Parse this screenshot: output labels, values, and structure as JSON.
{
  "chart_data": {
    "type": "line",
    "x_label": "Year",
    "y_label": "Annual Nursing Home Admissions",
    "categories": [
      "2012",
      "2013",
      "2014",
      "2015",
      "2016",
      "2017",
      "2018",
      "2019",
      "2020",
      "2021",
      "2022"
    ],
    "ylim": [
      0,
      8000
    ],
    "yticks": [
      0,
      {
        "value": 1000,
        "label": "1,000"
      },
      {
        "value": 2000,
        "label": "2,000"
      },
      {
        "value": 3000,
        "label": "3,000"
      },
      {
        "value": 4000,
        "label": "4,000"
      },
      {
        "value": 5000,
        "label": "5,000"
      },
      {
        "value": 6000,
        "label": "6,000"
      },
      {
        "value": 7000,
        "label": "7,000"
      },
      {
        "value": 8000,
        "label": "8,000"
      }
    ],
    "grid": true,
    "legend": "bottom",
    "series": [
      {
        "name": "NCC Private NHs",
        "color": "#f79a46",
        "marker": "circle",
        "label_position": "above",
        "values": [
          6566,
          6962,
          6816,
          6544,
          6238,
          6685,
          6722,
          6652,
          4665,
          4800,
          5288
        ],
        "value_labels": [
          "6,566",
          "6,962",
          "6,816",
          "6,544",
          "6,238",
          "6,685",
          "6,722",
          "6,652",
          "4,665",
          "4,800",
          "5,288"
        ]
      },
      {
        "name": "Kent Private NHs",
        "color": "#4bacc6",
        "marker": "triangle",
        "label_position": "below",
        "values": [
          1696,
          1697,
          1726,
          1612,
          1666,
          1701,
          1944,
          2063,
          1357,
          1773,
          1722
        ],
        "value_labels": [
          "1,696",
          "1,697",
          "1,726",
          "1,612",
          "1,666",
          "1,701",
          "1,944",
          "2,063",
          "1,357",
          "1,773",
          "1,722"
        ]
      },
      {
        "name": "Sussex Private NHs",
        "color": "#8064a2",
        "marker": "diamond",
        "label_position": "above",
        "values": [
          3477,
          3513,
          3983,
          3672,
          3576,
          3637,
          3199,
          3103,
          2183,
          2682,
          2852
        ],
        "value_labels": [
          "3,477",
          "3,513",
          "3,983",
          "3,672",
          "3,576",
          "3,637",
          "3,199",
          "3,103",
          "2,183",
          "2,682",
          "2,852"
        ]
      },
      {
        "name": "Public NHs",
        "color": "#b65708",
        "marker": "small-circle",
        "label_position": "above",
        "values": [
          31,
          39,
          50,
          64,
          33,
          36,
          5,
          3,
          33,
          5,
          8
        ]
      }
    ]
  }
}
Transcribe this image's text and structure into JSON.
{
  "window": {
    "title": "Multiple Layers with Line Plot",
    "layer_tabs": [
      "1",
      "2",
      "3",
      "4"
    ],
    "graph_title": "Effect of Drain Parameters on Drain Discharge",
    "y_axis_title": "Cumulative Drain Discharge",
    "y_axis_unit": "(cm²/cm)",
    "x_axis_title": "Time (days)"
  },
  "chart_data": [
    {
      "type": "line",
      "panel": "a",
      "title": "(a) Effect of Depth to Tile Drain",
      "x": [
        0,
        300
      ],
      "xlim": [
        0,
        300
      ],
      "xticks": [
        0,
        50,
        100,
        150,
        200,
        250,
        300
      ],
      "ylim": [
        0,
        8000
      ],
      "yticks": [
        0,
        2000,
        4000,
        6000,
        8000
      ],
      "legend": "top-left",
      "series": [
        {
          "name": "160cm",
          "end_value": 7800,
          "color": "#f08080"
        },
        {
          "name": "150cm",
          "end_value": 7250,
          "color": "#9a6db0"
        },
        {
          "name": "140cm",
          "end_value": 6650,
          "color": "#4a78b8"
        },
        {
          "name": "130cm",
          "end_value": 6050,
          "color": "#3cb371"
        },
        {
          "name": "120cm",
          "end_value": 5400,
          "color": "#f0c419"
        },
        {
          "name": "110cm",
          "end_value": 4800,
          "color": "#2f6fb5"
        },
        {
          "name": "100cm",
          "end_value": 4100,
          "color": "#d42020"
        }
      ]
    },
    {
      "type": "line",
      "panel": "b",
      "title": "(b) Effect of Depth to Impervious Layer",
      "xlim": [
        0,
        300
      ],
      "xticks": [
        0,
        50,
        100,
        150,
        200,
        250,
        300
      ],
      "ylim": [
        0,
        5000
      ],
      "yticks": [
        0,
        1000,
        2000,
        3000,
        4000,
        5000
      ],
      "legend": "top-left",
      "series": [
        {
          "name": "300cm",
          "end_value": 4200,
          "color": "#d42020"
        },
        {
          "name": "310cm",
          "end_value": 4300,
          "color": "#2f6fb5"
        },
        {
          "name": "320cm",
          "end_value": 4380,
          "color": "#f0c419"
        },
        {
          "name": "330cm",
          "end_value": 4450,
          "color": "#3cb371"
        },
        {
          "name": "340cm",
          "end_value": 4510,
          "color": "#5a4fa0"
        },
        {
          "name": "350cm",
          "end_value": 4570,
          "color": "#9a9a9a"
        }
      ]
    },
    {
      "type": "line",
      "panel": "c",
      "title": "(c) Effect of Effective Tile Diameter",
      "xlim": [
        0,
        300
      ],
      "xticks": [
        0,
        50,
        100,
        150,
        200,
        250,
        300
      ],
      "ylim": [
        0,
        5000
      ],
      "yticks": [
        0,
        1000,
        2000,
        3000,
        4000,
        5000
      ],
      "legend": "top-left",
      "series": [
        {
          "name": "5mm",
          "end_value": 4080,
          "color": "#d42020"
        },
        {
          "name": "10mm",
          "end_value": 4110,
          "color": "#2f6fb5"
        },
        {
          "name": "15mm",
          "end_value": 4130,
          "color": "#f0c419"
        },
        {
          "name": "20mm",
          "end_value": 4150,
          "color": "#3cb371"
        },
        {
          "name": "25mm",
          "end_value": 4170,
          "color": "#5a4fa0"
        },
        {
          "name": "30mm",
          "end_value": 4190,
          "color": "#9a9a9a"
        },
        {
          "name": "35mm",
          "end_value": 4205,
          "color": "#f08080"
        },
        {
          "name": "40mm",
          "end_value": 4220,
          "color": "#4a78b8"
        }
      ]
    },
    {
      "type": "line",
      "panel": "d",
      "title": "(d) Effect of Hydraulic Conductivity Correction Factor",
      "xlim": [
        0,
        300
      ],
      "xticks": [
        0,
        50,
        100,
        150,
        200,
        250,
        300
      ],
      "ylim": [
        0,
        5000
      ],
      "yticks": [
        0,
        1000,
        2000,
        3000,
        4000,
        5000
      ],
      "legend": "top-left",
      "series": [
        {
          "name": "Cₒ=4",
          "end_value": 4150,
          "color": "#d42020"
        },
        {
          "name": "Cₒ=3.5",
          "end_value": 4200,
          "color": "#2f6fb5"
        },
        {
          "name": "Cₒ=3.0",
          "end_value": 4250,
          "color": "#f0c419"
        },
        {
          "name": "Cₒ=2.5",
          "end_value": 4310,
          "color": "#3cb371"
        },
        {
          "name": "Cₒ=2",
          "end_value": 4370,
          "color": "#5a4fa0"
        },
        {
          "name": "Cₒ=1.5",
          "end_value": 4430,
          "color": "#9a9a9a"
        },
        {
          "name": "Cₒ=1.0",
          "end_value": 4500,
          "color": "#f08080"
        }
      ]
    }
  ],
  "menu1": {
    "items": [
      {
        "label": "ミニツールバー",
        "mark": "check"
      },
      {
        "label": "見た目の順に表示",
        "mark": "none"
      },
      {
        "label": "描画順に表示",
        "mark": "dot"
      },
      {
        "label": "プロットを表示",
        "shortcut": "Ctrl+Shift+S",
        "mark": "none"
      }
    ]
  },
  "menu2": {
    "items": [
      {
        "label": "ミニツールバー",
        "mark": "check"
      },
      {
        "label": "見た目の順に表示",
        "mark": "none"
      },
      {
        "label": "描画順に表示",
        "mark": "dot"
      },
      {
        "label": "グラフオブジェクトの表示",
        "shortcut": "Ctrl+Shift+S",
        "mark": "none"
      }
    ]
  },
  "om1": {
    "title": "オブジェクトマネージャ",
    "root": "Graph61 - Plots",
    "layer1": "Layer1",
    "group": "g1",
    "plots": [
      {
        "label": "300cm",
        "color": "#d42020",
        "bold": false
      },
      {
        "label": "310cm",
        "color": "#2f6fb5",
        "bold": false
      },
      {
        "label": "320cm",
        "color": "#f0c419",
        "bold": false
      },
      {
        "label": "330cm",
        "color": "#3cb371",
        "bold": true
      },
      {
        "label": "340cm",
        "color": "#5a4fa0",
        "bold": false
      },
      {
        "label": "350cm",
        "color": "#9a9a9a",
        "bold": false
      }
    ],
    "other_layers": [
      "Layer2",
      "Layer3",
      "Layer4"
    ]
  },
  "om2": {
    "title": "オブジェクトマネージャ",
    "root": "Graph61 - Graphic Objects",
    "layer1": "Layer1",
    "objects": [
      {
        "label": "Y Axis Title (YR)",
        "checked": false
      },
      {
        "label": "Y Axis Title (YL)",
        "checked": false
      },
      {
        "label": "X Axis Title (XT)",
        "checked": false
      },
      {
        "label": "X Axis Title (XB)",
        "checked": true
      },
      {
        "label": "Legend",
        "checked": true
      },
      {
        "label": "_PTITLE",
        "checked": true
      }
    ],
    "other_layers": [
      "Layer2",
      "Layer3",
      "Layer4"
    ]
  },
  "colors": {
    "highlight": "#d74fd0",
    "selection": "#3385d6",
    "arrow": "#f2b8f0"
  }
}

AIM OF THE TASK:
In the entries above, find each line with the word "Discharge" and copy it.

EXERCISE SOLUTION:
    "graph_title": "Effect of Drain Parameters on Drain Discharge",
    "y_axis_title": "Cumulative Drain Discharge",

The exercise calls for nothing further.